Quote the records below in full, exactly as given, with the images taken out.

--- START Supplied material ---

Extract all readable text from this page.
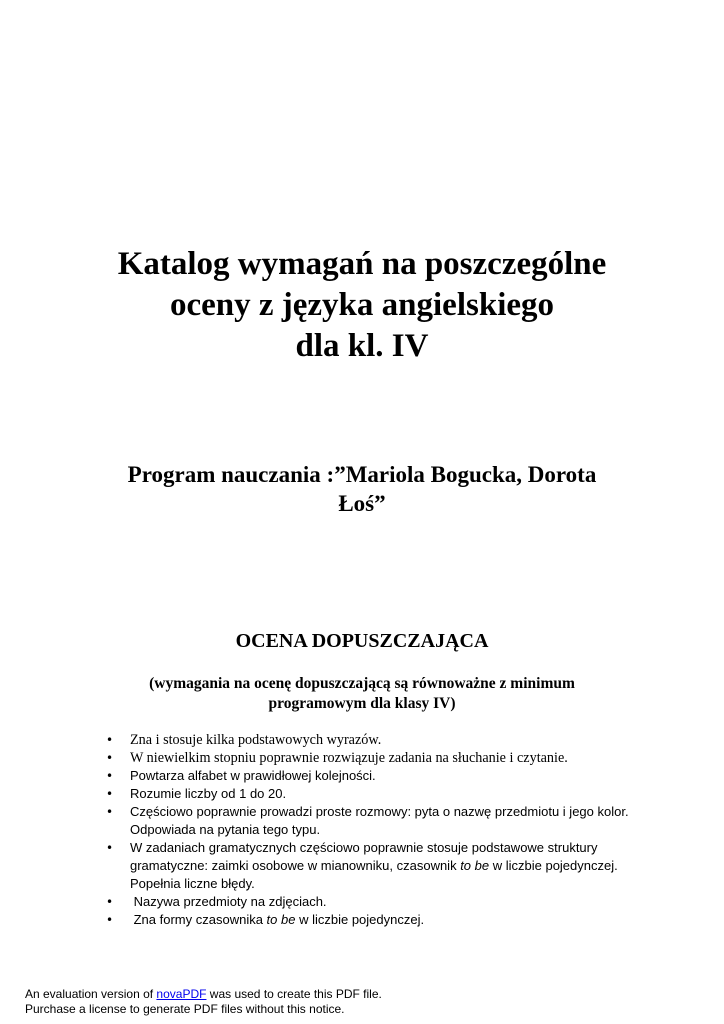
Katalog wymagań na poszczególne
oceny z języka angielskiego
dla kl. IV
Program nauczania :”Mariola Bogucka, Dorota
Łoś”
OCENA DOPUSZCZAJĄCA
(wymagania na ocenę dopuszczającą są równoważne z minimum
programowym dla klasy IV)
• Zna i stosuje kilka podstawowych wyrazów.
• W niewielkim stopniu poprawnie rozwiązuje zadania na słuchanie i czytanie.
• Powtarza alfabet w prawidłowej kolejności.
• Rozumie liczby od 1 do 20.
• Częściowo poprawnie prowadzi proste rozmowy: pyta o nazwę przedmiotu i jego kolor. Odpowiada na pytania tego typu.
• W zadaniach gramatycznych częściowo poprawnie stosuje podstawowe struktury gramatyczne: zaimki osobowe w mianowniku, czasownik to be w liczbie pojedynczej. Popełnia liczne błędy.
• Nazywa przedmioty na zdjęciach.
• Zna formy czasownika to be w liczbie pojedynczej.
An evaluation version of novaPDF was used to create this PDF file.
Purchase a license to generate PDF files without this notice.
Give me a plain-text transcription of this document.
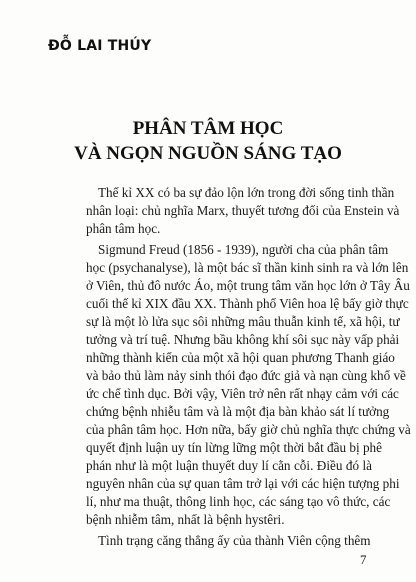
ĐỖ LAI THÚY
PHÂN TÂM HỌC
VÀ NGỌN NGUỒN SÁNG TẠO
Thế kỉ XX có ba sự đảo lộn lớn trong đời sống tinh thần
nhân loại: chủ nghĩa Marx, thuyết tương đối của Enstein và
phân tâm học.
Sigmund Freud (1856 - 1939), người cha của phân tâm
học (psychanalyse), là một bác sĩ thần kinh sinh ra và lớn lên
ở Viên, thủ đô nước Áo, một trung tâm văn học lớn ở Tây Âu
cuối thế kỉ XIX đầu XX. Thành phố Viên hoa lệ bấy giờ thực
sự là một lò lửa sục sôi những mâu thuẫn kinh tế, xã hội, tư
tưởng và trí tuệ. Nhưng bầu không khí sôi sục này vấp phải
những thành kiến của một xã hội quan phương Thanh giáo
và bảo thủ làm nảy sinh thói đạo đức giả và nạn cùng khổ về
ức chế tình dục. Bởi vậy, Viên trở nên rất nhạy cảm với các
chứng bệnh nhiễu tâm và là một địa bàn khảo sát lí tưởng
của phân tâm học. Hơn nữa, bấy giờ chủ nghĩa thực chứng và
quyết định luận uy tín lừng lững một thời bắt đầu bị phê
phán như là một luận thuyết duy lí cằn cỗi. Điều đó là
nguyên nhân của sự quan tâm trở lại với các hiện tượng phi
lí, như ma thuật, thông linh học, các sáng tạo vô thức, các
bệnh nhiễm tâm, nhất là bệnh hystêri.
Tình trạng căng thẳng ấy của thành Viên cộng thêm
7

--- END Supplied material ---

§ Task output:
Extract all readable text from this page.
Katalog wymagań na poszczególne
oceny z języka angielskiego
dla kl. IV
Program nauczania :”Mariola Bogucka, Dorota
Łoś”
OCENA DOPUSZCZAJĄCA
(wymagania na ocenę dopuszczającą są równoważne z minimum
programowym dla klasy IV)
• Zna i stosuje kilka podstawowych wyrazów.
• W niewielkim stopniu poprawnie rozwiązuje zadania na słuchanie i czytanie.
• Powtarza alfabet w prawidłowej kolejności.
• Rozumie liczby od 1 do 20.
• Częściowo poprawnie prowadzi proste rozmowy: pyta o nazwę przedmiotu i jego kolor. Odpowiada na pytania tego typu.
• W zadaniach gramatycznych częściowo poprawnie stosuje podstawowe struktury gramatyczne: zaimki osobowe w mianowniku, czasownik to be w liczbie pojedynczej. Popełnia liczne błędy.
• Nazywa przedmioty na zdjęciach.
• Zna formy czasownika to be w liczbie pojedynczej.
An evaluation version of novaPDF was used to create this PDF file.
Purchase a license to generate PDF files without this notice.
Give me a plain-text transcription of this document.
ĐỖ LAI THÚY
PHÂN TÂM HỌC
VÀ NGỌN NGUỒN SÁNG TẠO
Thế kỉ XX có ba sự đảo lộn lớn trong đời sống tinh thần
nhân loại: chủ nghĩa Marx, thuyết tương đối của Enstein và
phân tâm học.
Sigmund Freud (1856 - 1939), người cha của phân tâm
học (psychanalyse), là một bác sĩ thần kinh sinh ra và lớn lên
ở Viên, thủ đô nước Áo, một trung tâm văn học lớn ở Tây Âu
cuối thế kỉ XIX đầu XX. Thành phố Viên hoa lệ bấy giờ thực
sự là một lò lửa sục sôi những mâu thuẫn kinh tế, xã hội, tư
tưởng và trí tuệ. Nhưng bầu không khí sôi sục này vấp phải
những thành kiến của một xã hội quan phương Thanh giáo
và bảo thủ làm nảy sinh thói đạo đức giả và nạn cùng khổ về
ức chế tình dục. Bởi vậy, Viên trở nên rất nhạy cảm với các
chứng bệnh nhiễu tâm và là một địa bàn khảo sát lí tưởng
của phân tâm học. Hơn nữa, bấy giờ chủ nghĩa thực chứng và
quyết định luận uy tín lừng lững một thời bắt đầu bị phê
phán như là một luận thuyết duy lí cằn cỗi. Điều đó là
nguyên nhân của sự quan tâm trở lại với các hiện tượng phi
lí, như ma thuật, thông linh học, các sáng tạo vô thức, các
bệnh nhiễm tâm, nhất là bệnh hystêri.
Tình trạng căng thẳng ấy của thành Viên cộng thêm
7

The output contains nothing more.